• [WHAT IS ASKED]
Identify each line containing the word "screenshot" and copy it.

• [EXERCISE MATERIAL]
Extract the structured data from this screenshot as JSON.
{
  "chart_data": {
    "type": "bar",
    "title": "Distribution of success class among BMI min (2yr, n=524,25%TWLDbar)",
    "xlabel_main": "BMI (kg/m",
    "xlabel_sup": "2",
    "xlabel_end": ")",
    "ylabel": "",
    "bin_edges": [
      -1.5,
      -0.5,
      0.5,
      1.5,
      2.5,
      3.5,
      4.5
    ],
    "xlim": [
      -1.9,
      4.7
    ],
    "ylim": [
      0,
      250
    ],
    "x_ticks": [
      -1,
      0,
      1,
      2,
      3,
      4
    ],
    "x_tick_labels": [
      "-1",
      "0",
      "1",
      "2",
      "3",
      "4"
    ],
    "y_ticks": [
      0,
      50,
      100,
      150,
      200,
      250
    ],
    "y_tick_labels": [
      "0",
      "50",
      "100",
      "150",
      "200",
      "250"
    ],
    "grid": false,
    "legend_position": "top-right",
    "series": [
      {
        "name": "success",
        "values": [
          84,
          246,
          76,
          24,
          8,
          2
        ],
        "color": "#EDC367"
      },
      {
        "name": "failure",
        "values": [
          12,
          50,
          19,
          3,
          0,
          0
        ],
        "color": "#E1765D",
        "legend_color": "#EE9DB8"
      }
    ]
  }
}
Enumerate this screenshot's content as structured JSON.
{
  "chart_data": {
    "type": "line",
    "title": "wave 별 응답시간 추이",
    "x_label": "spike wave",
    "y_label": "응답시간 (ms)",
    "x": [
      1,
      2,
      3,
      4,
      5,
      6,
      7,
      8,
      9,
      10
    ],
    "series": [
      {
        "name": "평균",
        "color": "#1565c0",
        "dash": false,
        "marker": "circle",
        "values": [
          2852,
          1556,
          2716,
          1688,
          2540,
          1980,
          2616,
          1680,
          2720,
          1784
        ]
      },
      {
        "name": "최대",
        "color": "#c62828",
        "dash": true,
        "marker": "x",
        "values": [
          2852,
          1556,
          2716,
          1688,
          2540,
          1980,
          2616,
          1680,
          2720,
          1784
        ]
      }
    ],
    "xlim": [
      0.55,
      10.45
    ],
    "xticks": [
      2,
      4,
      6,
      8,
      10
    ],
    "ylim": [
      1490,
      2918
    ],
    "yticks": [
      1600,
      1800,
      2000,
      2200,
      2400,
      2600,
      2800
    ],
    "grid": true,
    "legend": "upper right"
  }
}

• [RESPONSE]
Extract the structured data from this screenshot as JSON.
Enumerate this screenshot's content as structured JSON.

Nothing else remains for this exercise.